Instructions to follow:
Skip the images and copy each record exactly as written.
○ ○ ○ ○ ○ ○ ○
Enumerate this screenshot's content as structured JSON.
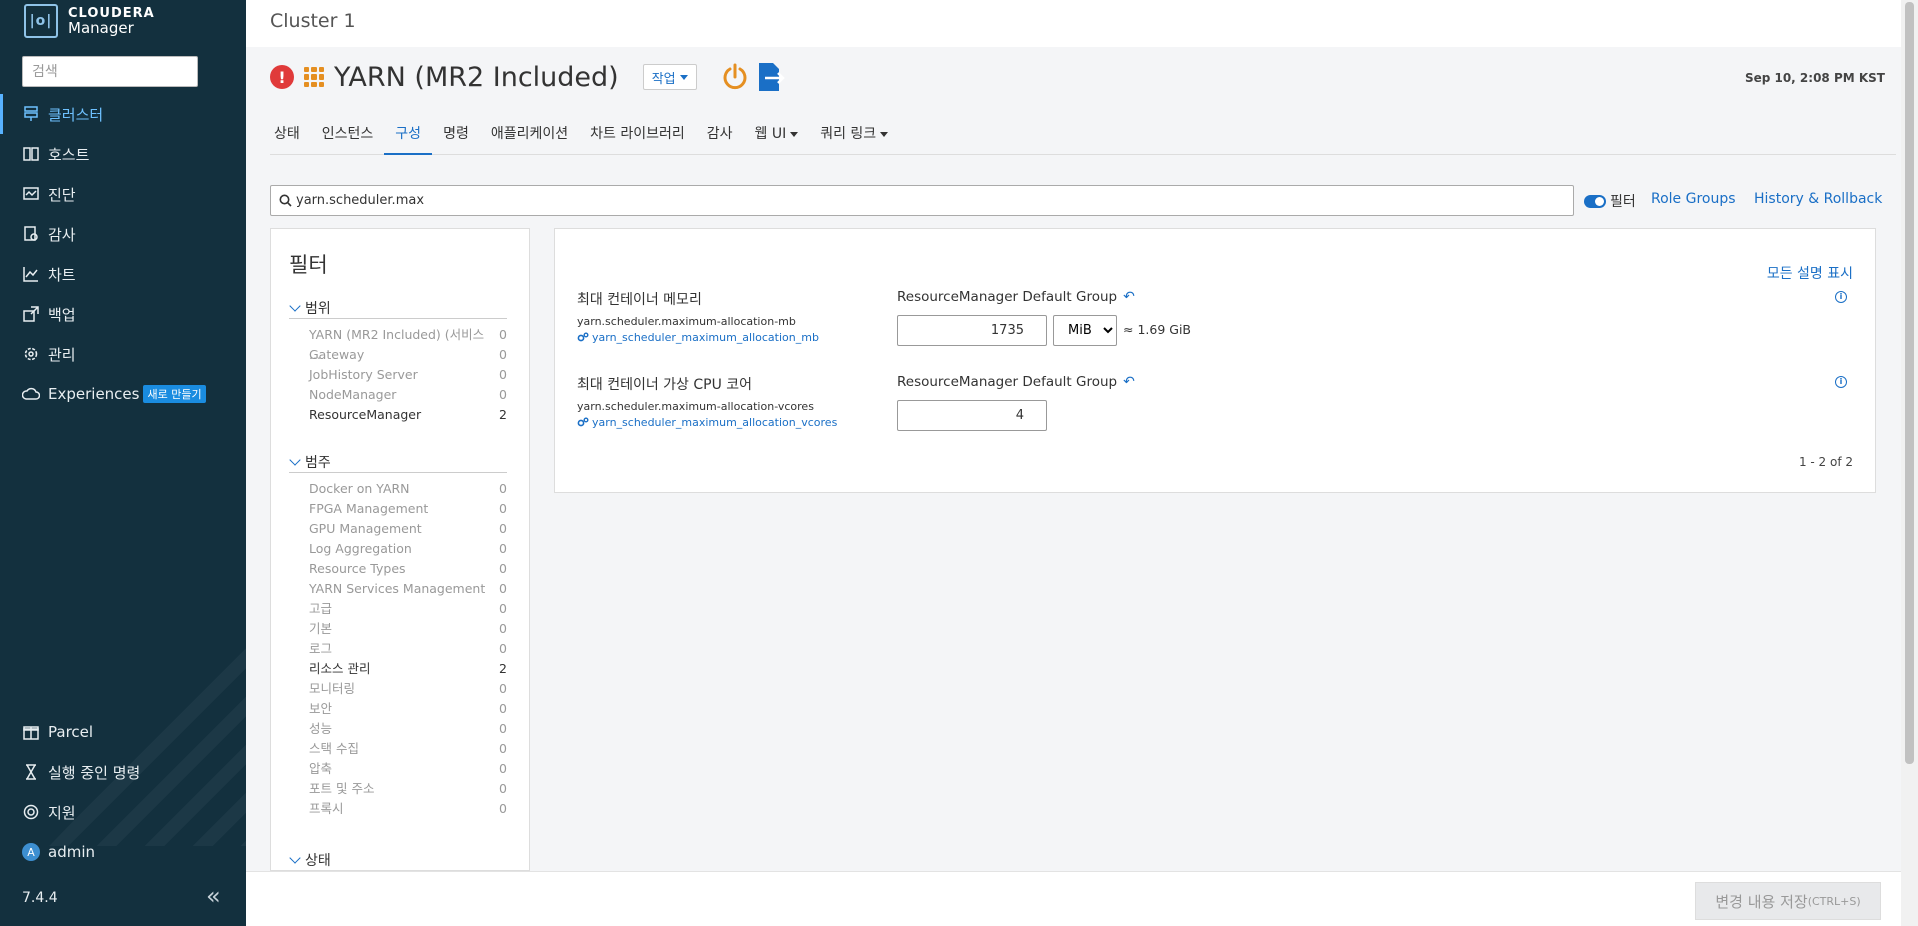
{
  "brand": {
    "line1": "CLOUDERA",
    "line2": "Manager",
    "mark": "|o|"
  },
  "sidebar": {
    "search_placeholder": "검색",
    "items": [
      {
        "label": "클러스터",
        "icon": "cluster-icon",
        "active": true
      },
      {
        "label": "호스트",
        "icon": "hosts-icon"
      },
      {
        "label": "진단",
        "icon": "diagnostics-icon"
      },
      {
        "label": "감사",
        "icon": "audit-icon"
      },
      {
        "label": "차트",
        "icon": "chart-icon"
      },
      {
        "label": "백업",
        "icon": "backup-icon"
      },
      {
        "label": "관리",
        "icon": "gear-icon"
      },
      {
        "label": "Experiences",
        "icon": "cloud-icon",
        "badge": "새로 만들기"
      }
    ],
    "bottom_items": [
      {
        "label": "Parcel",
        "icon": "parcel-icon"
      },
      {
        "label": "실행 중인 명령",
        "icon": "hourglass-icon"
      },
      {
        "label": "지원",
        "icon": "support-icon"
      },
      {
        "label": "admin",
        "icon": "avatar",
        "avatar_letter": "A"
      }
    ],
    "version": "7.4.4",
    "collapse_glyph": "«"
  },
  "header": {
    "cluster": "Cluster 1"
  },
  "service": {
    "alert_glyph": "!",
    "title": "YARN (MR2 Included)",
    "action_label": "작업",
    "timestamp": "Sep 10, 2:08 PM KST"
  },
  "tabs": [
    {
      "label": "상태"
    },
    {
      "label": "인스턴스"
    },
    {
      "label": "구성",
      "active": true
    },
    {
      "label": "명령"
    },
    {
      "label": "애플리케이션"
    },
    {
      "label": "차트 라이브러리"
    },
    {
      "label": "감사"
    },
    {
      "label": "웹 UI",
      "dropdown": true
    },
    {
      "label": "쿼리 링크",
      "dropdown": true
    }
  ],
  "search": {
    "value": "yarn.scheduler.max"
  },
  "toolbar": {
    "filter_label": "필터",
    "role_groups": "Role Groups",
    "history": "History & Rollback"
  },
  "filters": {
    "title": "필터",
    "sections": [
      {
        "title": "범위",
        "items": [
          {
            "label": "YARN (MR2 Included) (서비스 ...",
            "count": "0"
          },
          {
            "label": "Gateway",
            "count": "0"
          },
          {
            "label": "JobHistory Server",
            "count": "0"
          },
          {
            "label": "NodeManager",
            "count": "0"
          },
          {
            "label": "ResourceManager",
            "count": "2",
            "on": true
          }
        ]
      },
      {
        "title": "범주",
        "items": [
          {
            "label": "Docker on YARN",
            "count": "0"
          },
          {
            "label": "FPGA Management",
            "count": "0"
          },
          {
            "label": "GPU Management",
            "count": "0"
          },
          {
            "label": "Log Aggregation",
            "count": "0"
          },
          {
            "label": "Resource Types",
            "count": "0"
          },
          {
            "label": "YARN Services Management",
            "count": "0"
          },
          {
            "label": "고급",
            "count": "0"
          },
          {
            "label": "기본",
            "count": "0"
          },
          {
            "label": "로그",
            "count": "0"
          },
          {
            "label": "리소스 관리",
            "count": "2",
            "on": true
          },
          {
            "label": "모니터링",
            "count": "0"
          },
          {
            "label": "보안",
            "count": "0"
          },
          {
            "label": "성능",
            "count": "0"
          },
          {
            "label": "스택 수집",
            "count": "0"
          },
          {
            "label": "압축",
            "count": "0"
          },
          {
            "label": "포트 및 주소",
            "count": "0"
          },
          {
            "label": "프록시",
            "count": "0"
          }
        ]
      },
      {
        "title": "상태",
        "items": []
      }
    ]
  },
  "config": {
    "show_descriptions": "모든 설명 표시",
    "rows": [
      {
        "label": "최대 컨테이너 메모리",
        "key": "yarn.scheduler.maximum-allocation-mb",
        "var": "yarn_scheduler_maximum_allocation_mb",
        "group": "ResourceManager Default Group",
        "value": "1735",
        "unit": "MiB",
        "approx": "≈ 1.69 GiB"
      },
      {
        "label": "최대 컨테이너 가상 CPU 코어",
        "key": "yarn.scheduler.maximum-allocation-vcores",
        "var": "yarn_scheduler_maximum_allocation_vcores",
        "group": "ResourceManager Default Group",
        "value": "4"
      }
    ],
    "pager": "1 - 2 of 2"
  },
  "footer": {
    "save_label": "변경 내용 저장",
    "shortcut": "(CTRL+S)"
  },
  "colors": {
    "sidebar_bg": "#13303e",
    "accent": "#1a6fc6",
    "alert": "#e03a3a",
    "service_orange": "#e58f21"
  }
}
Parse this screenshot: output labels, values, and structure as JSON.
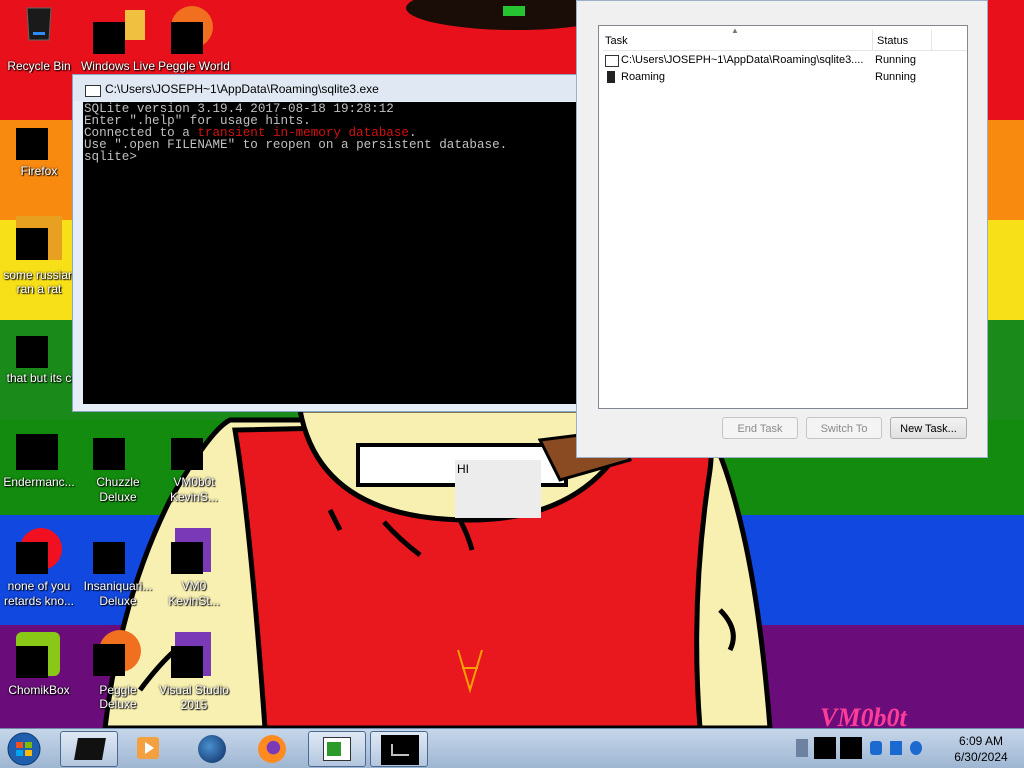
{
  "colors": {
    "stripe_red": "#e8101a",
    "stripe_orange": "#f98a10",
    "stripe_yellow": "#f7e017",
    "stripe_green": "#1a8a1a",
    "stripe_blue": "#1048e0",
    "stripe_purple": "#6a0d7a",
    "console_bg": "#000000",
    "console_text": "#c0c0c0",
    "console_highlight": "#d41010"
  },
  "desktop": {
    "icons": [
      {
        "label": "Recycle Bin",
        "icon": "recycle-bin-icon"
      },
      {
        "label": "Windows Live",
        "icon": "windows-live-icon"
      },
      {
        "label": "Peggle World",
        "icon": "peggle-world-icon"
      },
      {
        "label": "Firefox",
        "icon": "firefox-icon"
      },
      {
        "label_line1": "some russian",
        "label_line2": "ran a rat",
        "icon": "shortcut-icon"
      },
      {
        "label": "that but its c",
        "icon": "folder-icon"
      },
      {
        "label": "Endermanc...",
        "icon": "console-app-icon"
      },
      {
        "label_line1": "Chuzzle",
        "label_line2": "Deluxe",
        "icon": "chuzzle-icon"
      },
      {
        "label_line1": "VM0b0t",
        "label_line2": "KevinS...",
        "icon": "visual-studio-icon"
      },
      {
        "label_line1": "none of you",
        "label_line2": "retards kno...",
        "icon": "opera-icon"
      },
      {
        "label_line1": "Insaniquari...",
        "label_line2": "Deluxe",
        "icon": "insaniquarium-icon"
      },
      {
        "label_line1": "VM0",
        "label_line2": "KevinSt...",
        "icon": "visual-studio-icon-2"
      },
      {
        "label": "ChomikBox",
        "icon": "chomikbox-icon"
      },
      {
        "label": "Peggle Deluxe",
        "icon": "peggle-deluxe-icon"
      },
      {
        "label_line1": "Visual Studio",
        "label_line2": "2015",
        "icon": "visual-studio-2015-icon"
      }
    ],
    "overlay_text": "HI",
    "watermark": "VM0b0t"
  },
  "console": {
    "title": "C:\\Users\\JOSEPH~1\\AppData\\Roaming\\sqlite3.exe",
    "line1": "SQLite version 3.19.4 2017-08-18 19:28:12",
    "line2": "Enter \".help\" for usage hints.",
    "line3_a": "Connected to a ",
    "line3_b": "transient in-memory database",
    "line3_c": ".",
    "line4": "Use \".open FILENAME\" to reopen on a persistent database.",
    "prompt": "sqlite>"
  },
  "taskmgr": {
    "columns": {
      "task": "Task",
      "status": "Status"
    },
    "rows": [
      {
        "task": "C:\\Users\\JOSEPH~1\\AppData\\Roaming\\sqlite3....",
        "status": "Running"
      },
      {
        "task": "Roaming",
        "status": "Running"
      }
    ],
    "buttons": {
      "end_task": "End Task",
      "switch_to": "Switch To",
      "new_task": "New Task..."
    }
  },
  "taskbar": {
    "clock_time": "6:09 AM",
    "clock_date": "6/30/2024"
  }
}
○ ○ ○ ○ ○ ○ ○
Output:
Enumerate this screenshot's content as structured JSON.
{
  "brand": {
    "line1": "CLOUDERA",
    "line2": "Manager",
    "mark": "|o|"
  },
  "sidebar": {
    "search_placeholder": "검색",
    "items": [
      {
        "label": "클러스터",
        "icon": "cluster-icon",
        "active": true
      },
      {
        "label": "호스트",
        "icon": "hosts-icon"
      },
      {
        "label": "진단",
        "icon": "diagnostics-icon"
      },
      {
        "label": "감사",
        "icon": "audit-icon"
      },
      {
        "label": "차트",
        "icon": "chart-icon"
      },
      {
        "label": "백업",
        "icon": "backup-icon"
      },
      {
        "label": "관리",
        "icon": "gear-icon"
      },
      {
        "label": "Experiences",
        "icon": "cloud-icon",
        "badge": "새로 만들기"
      }
    ],
    "bottom_items": [
      {
        "label": "Parcel",
        "icon": "parcel-icon"
      },
      {
        "label": "실행 중인 명령",
        "icon": "hourglass-icon"
      },
      {
        "label": "지원",
        "icon": "support-icon"
      },
      {
        "label": "admin",
        "icon": "avatar",
        "avatar_letter": "A"
      }
    ],
    "version": "7.4.4",
    "collapse_glyph": "«"
  },
  "header": {
    "cluster": "Cluster 1"
  },
  "service": {
    "alert_glyph": "!",
    "title": "YARN (MR2 Included)",
    "action_label": "작업",
    "timestamp": "Sep 10, 2:08 PM KST"
  },
  "tabs": [
    {
      "label": "상태"
    },
    {
      "label": "인스턴스"
    },
    {
      "label": "구성",
      "active": true
    },
    {
      "label": "명령"
    },
    {
      "label": "애플리케이션"
    },
    {
      "label": "차트 라이브러리"
    },
    {
      "label": "감사"
    },
    {
      "label": "웹 UI",
      "dropdown": true
    },
    {
      "label": "쿼리 링크",
      "dropdown": true
    }
  ],
  "search": {
    "value": "yarn.scheduler.max"
  },
  "toolbar": {
    "filter_label": "필터",
    "role_groups": "Role Groups",
    "history": "History & Rollback"
  },
  "filters": {
    "title": "필터",
    "sections": [
      {
        "title": "범위",
        "items": [
          {
            "label": "YARN (MR2 Included) (서비스 ...",
            "count": "0"
          },
          {
            "label": "Gateway",
            "count": "0"
          },
          {
            "label": "JobHistory Server",
            "count": "0"
          },
          {
            "label": "NodeManager",
            "count": "0"
          },
          {
            "label": "ResourceManager",
            "count": "2",
            "on": true
          }
        ]
      },
      {
        "title": "범주",
        "items": [
          {
            "label": "Docker on YARN",
            "count": "0"
          },
          {
            "label": "FPGA Management",
            "count": "0"
          },
          {
            "label": "GPU Management",
            "count": "0"
          },
          {
            "label": "Log Aggregation",
            "count": "0"
          },
          {
            "label": "Resource Types",
            "count": "0"
          },
          {
            "label": "YARN Services Management",
            "count": "0"
          },
          {
            "label": "고급",
            "count": "0"
          },
          {
            "label": "기본",
            "count": "0"
          },
          {
            "label": "로그",
            "count": "0"
          },
          {
            "label": "리소스 관리",
            "count": "2",
            "on": true
          },
          {
            "label": "모니터링",
            "count": "0"
          },
          {
            "label": "보안",
            "count": "0"
          },
          {
            "label": "성능",
            "count": "0"
          },
          {
            "label": "스택 수집",
            "count": "0"
          },
          {
            "label": "압축",
            "count": "0"
          },
          {
            "label": "포트 및 주소",
            "count": "0"
          },
          {
            "label": "프록시",
            "count": "0"
          }
        ]
      },
      {
        "title": "상태",
        "items": []
      }
    ]
  },
  "config": {
    "show_descriptions": "모든 설명 표시",
    "rows": [
      {
        "label": "최대 컨테이너 메모리",
        "key": "yarn.scheduler.maximum-allocation-mb",
        "var": "yarn_scheduler_maximum_allocation_mb",
        "group": "ResourceManager Default Group",
        "value": "1735",
        "unit": "MiB",
        "approx": "≈ 1.69 GiB"
      },
      {
        "label": "최대 컨테이너 가상 CPU 코어",
        "key": "yarn.scheduler.maximum-allocation-vcores",
        "var": "yarn_scheduler_maximum_allocation_vcores",
        "group": "ResourceManager Default Group",
        "value": "4"
      }
    ],
    "pager": "1 - 2 of 2"
  },
  "footer": {
    "save_label": "변경 내용 저장",
    "shortcut": "(CTRL+S)"
  },
  "colors": {
    "sidebar_bg": "#13303e",
    "accent": "#1a6fc6",
    "alert": "#e03a3a",
    "service_orange": "#e58f21"
  }
}
Parse this screenshot: output labels, values, and structure as JSON.
{
  "colors": {
    "stripe_red": "#e8101a",
    "stripe_orange": "#f98a10",
    "stripe_yellow": "#f7e017",
    "stripe_green": "#1a8a1a",
    "stripe_blue": "#1048e0",
    "stripe_purple": "#6a0d7a",
    "console_bg": "#000000",
    "console_text": "#c0c0c0",
    "console_highlight": "#d41010"
  },
  "desktop": {
    "icons": [
      {
        "label": "Recycle Bin",
        "icon": "recycle-bin-icon"
      },
      {
        "label": "Windows Live",
        "icon": "windows-live-icon"
      },
      {
        "label": "Peggle World",
        "icon": "peggle-world-icon"
      },
      {
        "label": "Firefox",
        "icon": "firefox-icon"
      },
      {
        "label_line1": "some russian",
        "label_line2": "ran a rat",
        "icon": "shortcut-icon"
      },
      {
        "label": "that but its c",
        "icon": "folder-icon"
      },
      {
        "label": "Endermanc...",
        "icon": "console-app-icon"
      },
      {
        "label_line1": "Chuzzle",
        "label_line2": "Deluxe",
        "icon": "chuzzle-icon"
      },
      {
        "label_line1": "VM0b0t",
        "label_line2": "KevinS...",
        "icon": "visual-studio-icon"
      },
      {
        "label_line1": "none of you",
        "label_line2": "retards kno...",
        "icon": "opera-icon"
      },
      {
        "label_line1": "Insaniquari...",
        "label_line2": "Deluxe",
        "icon": "insaniquarium-icon"
      },
      {
        "label_line1": "VM0",
        "label_line2": "KevinSt...",
        "icon": "visual-studio-icon-2"
      },
      {
        "label": "ChomikBox",
        "icon": "chomikbox-icon"
      },
      {
        "label": "Peggle Deluxe",
        "icon": "peggle-deluxe-icon"
      },
      {
        "label_line1": "Visual Studio",
        "label_line2": "2015",
        "icon": "visual-studio-2015-icon"
      }
    ],
    "overlay_text": "HI",
    "watermark": "VM0b0t"
  },
  "console": {
    "title": "C:\\Users\\JOSEPH~1\\AppData\\Roaming\\sqlite3.exe",
    "line1": "SQLite version 3.19.4 2017-08-18 19:28:12",
    "line2": "Enter \".help\" for usage hints.",
    "line3_a": "Connected to a ",
    "line3_b": "transient in-memory database",
    "line3_c": ".",
    "line4": "Use \".open FILENAME\" to reopen on a persistent database.",
    "prompt": "sqlite>"
  },
  "taskmgr": {
    "columns": {
      "task": "Task",
      "status": "Status"
    },
    "rows": [
      {
        "task": "C:\\Users\\JOSEPH~1\\AppData\\Roaming\\sqlite3....",
        "status": "Running"
      },
      {
        "task": "Roaming",
        "status": "Running"
      }
    ],
    "buttons": {
      "end_task": "End Task",
      "switch_to": "Switch To",
      "new_task": "New Task..."
    }
  },
  "taskbar": {
    "clock_time": "6:09 AM",
    "clock_date": "6/30/2024"
  }
}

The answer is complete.